Return the number of lines holding "Takip", with nothing added.

- **PROVIDED RECORDS**:
┄┄┄┄┄┄

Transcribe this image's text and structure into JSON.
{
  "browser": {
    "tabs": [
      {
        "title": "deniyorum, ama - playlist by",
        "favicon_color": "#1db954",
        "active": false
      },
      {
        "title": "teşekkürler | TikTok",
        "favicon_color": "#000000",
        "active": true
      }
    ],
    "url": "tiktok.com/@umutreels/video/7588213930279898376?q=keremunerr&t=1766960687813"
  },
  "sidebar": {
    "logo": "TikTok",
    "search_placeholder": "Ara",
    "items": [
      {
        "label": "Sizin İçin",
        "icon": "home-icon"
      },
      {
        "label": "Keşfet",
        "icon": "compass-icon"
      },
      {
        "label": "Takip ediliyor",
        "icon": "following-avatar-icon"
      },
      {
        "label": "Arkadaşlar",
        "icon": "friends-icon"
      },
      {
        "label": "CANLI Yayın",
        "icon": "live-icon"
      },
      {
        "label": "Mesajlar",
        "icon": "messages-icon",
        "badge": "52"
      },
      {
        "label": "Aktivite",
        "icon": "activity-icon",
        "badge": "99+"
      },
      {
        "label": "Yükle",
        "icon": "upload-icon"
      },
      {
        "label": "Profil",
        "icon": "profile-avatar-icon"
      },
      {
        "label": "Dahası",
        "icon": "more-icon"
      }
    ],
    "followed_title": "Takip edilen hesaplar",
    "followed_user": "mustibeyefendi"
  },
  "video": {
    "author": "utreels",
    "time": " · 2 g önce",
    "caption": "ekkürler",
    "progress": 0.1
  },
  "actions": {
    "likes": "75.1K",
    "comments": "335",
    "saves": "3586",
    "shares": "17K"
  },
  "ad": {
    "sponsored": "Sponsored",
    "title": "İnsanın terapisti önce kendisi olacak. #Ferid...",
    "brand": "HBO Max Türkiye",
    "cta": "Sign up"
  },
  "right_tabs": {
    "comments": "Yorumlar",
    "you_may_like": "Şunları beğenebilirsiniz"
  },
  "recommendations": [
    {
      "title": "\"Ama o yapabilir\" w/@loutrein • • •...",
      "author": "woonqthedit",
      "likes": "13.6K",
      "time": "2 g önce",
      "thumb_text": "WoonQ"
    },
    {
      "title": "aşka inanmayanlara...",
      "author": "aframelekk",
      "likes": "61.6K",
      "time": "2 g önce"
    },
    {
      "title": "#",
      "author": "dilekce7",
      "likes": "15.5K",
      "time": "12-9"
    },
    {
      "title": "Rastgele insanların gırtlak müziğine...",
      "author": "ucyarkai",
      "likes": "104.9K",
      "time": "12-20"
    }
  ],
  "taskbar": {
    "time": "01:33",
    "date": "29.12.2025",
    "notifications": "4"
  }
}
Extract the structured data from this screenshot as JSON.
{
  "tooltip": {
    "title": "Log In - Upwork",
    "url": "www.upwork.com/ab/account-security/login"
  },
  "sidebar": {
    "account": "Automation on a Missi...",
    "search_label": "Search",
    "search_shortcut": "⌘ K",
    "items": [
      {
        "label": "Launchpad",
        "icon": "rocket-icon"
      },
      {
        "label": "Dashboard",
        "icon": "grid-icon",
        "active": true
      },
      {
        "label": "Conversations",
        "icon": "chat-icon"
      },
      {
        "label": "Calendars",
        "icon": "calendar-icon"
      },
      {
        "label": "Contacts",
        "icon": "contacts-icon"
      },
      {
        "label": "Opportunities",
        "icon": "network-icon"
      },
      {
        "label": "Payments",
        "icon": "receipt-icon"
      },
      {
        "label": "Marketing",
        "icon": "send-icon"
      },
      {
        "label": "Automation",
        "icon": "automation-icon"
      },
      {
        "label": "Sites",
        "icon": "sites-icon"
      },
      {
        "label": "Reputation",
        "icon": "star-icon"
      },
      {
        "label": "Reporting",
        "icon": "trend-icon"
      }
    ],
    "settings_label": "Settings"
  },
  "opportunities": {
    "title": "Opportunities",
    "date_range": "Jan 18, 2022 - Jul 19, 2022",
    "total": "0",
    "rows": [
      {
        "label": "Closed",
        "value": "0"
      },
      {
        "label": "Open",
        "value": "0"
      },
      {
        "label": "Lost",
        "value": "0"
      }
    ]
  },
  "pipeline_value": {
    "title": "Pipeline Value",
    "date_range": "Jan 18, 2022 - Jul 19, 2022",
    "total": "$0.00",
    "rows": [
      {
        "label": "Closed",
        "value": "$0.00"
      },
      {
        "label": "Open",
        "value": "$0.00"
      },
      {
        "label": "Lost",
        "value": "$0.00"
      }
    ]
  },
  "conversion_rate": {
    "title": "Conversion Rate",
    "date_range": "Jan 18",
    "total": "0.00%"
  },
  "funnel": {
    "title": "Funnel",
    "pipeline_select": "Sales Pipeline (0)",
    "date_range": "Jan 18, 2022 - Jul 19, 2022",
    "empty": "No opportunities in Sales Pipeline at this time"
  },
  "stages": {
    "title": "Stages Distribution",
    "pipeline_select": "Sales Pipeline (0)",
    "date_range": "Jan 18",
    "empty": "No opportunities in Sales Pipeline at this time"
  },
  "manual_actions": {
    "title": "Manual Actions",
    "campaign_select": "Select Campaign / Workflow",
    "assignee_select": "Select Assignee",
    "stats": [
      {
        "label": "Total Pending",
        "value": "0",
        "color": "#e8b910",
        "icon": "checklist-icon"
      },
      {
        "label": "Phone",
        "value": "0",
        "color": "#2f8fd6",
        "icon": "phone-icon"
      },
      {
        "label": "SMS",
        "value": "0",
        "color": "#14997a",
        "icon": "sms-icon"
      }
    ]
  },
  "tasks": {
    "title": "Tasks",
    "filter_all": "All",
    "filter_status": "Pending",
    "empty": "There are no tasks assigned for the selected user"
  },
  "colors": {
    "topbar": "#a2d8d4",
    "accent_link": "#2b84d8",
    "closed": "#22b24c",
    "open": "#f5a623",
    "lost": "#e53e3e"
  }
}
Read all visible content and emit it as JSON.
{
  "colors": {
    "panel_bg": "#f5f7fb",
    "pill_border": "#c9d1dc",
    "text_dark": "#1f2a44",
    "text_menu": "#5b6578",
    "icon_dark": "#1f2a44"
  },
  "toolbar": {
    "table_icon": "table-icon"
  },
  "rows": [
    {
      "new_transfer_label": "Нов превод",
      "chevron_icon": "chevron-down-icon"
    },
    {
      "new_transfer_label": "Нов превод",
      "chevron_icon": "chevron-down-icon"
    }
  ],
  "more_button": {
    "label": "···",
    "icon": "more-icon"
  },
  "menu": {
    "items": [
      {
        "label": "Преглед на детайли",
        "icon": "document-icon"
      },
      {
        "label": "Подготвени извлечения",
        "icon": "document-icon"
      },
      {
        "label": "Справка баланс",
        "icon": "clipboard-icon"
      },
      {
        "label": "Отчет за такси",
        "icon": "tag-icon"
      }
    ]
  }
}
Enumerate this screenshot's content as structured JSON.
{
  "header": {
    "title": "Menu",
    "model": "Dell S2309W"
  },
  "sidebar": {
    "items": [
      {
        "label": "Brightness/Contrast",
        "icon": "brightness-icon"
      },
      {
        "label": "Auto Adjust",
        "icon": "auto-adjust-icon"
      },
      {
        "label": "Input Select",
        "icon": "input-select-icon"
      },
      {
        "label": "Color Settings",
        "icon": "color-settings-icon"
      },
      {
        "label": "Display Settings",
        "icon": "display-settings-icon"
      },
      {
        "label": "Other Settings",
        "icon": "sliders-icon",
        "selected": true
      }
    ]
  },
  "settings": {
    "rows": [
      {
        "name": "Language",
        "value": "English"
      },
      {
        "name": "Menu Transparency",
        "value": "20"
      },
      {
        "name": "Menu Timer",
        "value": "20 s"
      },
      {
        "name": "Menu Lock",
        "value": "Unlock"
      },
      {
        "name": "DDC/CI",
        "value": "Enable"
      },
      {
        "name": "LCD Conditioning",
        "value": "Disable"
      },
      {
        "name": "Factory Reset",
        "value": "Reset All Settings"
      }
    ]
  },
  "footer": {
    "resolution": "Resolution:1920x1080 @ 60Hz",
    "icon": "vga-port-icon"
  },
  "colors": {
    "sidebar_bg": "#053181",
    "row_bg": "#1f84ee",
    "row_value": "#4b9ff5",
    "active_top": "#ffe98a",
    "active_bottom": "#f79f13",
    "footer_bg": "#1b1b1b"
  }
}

┄┄┄┄┄┄

- **RESPONSE TO THIS TASK**: 2